* [TASK GOAL]: How many lines of these records hold the string "find"? Reply with the number alone.

[Data items]

START

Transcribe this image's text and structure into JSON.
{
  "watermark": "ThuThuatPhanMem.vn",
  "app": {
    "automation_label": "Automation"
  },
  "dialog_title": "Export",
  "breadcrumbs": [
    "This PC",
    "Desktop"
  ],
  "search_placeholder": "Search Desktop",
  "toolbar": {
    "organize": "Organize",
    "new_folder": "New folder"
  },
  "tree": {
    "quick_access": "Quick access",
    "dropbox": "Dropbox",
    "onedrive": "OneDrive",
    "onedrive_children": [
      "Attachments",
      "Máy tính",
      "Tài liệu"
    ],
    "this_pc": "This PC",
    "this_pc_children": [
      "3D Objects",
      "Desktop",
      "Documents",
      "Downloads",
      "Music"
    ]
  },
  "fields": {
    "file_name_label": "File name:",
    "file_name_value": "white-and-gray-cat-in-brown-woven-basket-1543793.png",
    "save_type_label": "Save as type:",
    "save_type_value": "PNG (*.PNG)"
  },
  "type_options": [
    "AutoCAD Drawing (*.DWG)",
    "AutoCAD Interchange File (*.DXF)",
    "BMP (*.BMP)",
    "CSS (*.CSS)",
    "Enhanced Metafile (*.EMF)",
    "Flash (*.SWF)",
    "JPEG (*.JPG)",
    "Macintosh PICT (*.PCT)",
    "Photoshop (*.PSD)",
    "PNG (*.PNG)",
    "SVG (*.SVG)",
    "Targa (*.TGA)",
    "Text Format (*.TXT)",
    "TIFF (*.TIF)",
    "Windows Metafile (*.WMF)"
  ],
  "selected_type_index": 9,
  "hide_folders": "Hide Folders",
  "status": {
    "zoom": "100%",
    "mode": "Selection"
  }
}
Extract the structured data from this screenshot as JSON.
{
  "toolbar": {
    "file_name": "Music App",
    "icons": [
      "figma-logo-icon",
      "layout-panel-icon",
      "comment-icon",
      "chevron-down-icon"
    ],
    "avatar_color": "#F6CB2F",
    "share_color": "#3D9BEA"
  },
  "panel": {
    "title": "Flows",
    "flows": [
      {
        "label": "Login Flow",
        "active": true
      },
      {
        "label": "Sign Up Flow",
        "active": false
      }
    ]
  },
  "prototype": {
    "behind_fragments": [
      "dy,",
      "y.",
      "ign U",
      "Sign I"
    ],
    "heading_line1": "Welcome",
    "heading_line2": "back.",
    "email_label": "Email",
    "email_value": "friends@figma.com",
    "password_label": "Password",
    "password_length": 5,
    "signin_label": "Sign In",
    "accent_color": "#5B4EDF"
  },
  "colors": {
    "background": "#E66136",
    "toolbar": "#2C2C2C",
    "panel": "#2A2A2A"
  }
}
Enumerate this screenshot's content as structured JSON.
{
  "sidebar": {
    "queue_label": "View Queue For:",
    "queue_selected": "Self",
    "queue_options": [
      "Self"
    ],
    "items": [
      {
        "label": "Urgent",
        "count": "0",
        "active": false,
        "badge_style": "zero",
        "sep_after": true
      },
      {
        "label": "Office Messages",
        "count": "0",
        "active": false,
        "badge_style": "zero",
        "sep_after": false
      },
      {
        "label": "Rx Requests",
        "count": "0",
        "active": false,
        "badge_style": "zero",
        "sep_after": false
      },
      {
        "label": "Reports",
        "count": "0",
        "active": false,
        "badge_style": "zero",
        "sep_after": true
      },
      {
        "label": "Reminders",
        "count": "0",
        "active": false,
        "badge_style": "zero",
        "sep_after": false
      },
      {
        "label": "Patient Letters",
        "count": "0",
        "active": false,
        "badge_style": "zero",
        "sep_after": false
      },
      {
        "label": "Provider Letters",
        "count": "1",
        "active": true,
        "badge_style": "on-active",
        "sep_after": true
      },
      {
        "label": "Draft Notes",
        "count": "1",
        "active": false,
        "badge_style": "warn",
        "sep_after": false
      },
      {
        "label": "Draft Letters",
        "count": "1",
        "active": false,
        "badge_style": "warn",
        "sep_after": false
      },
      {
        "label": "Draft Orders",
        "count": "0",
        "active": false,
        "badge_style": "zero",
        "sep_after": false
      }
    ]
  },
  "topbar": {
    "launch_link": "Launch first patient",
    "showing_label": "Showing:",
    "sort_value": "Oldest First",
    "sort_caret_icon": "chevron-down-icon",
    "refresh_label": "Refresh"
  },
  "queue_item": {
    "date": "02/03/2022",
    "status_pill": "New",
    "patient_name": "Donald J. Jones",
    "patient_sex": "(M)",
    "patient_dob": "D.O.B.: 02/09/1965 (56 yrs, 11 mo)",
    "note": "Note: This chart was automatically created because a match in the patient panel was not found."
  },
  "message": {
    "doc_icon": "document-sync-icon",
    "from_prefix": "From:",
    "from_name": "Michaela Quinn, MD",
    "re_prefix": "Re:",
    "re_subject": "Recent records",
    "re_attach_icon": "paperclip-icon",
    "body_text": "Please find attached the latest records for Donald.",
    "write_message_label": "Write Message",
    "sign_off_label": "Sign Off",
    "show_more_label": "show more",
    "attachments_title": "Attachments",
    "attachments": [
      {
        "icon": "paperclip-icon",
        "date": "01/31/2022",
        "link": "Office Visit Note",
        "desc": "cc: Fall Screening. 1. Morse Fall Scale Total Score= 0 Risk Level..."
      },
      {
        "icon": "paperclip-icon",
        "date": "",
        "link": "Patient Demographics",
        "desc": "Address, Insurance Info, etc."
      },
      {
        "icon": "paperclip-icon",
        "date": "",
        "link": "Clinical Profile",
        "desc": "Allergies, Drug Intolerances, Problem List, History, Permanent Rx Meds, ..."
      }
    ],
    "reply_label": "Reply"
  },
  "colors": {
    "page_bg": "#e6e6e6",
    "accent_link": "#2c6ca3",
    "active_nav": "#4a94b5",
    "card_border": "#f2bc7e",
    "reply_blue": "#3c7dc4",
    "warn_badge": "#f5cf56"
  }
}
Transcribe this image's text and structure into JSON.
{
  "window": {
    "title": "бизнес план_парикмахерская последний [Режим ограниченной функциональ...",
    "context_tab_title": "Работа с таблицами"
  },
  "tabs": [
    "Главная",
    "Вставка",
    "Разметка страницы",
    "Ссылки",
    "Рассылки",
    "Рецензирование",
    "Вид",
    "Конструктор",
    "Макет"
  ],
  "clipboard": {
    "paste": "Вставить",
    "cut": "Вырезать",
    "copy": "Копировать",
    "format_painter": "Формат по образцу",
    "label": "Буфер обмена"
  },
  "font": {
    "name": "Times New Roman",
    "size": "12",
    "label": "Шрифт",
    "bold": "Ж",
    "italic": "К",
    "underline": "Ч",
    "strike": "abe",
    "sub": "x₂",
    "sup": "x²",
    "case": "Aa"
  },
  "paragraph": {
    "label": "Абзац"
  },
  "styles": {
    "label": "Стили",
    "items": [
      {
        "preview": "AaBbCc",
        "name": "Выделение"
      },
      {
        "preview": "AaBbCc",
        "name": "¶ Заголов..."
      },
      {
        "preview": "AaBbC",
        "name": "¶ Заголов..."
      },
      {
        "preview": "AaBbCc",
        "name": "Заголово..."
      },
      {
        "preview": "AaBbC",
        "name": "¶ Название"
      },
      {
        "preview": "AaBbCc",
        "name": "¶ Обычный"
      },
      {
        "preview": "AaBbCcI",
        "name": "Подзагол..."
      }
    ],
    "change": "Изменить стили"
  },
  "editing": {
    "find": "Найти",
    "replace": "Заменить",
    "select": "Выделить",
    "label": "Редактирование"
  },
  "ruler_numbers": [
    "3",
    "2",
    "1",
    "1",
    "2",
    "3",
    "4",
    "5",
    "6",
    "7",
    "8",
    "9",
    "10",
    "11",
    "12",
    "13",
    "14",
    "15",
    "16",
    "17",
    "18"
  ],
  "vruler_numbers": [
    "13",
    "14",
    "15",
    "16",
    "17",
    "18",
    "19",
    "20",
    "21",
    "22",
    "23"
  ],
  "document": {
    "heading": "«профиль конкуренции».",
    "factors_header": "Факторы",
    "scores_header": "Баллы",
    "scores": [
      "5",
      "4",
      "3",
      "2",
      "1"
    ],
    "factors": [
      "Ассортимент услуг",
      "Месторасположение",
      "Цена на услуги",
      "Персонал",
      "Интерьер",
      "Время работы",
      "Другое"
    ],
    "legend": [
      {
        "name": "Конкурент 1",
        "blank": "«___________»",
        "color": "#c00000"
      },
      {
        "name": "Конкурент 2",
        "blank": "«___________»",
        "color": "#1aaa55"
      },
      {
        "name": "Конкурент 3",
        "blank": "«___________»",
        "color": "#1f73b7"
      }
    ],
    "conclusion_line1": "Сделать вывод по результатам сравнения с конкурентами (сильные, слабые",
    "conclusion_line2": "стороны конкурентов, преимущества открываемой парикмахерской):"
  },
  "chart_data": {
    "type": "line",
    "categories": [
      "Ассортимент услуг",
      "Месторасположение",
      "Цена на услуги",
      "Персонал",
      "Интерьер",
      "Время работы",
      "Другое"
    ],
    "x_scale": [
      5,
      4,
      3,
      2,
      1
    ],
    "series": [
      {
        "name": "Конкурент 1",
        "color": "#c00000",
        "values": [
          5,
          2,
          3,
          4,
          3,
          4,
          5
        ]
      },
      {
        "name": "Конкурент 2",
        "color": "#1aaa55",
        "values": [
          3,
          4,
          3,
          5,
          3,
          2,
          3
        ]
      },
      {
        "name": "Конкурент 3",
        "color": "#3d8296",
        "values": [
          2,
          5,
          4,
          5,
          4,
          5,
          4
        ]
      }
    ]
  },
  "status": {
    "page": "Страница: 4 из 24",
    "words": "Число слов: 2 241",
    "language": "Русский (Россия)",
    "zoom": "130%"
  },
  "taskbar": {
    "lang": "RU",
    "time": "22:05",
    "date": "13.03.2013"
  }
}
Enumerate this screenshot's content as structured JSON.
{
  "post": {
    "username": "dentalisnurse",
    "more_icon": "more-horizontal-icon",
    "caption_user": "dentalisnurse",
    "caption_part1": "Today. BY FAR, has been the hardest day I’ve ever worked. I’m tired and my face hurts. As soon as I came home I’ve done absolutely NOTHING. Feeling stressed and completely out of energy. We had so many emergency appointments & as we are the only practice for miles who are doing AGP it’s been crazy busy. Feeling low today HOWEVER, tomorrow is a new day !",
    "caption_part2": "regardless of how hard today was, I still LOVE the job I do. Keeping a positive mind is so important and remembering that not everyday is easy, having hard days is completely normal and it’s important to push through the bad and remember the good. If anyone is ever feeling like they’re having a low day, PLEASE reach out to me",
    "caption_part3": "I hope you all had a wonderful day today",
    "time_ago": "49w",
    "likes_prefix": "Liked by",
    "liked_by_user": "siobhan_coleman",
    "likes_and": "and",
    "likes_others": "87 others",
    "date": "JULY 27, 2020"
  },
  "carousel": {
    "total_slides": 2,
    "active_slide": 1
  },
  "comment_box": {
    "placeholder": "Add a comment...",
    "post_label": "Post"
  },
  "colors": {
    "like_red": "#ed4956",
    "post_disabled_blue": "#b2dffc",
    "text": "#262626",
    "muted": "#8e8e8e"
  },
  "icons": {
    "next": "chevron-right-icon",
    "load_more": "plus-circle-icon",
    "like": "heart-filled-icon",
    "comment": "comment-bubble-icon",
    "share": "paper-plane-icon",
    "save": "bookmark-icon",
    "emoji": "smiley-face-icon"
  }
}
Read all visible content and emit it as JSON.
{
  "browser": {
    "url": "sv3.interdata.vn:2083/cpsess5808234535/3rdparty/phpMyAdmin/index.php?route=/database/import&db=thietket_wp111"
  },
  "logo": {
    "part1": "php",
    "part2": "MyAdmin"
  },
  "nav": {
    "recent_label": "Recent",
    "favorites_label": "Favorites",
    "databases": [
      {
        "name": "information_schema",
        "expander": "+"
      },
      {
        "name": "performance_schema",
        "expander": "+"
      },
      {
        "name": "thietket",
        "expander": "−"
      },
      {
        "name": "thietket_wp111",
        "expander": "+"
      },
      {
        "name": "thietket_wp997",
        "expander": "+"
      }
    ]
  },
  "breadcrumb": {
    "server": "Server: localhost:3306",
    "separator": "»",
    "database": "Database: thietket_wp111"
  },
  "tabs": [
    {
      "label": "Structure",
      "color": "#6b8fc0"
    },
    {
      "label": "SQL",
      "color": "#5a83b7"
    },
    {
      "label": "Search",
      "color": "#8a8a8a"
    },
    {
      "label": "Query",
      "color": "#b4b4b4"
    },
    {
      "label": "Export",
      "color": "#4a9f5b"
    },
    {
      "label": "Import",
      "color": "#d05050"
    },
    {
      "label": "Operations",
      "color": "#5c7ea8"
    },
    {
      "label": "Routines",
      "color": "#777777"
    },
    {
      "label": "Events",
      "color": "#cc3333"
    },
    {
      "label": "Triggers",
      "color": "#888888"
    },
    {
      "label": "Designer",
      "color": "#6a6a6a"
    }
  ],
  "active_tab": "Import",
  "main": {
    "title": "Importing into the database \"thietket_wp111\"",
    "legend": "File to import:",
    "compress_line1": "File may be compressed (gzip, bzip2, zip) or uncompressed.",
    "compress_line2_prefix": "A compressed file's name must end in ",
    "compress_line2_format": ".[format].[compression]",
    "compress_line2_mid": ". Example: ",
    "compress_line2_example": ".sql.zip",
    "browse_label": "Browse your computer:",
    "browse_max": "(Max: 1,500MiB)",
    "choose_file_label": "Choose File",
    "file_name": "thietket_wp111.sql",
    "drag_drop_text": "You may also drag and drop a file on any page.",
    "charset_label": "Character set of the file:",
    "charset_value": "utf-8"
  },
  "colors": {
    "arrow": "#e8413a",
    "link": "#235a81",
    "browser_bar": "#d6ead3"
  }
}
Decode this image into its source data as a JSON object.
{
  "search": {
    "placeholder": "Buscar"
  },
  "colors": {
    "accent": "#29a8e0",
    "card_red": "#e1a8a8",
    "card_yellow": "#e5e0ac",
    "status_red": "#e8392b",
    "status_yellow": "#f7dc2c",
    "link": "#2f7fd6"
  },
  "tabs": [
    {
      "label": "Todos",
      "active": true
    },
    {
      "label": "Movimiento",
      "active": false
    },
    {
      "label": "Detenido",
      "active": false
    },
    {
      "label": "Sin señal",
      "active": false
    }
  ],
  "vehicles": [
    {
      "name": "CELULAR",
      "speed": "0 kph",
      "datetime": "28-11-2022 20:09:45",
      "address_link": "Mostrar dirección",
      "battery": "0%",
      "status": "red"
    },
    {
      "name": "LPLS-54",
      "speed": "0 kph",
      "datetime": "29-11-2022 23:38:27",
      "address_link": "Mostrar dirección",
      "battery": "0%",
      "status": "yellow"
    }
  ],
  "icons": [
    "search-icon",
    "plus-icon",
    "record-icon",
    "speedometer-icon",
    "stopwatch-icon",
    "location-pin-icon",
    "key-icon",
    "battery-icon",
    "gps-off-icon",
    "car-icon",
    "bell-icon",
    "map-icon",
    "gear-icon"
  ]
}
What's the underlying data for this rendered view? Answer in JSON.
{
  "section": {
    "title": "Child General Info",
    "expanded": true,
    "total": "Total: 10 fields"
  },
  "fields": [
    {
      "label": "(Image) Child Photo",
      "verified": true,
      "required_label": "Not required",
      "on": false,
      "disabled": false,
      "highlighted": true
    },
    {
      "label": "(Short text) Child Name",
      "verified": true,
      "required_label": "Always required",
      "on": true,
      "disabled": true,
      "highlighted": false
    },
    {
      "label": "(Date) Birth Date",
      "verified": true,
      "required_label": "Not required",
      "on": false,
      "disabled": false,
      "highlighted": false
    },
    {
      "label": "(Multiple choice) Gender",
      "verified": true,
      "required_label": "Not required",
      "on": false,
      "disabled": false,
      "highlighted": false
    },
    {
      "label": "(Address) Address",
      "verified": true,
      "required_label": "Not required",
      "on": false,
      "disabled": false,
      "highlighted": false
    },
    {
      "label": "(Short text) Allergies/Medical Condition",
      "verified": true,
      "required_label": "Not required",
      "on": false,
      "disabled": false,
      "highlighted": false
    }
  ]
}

END

* [REPLY TO THE TASK]: 2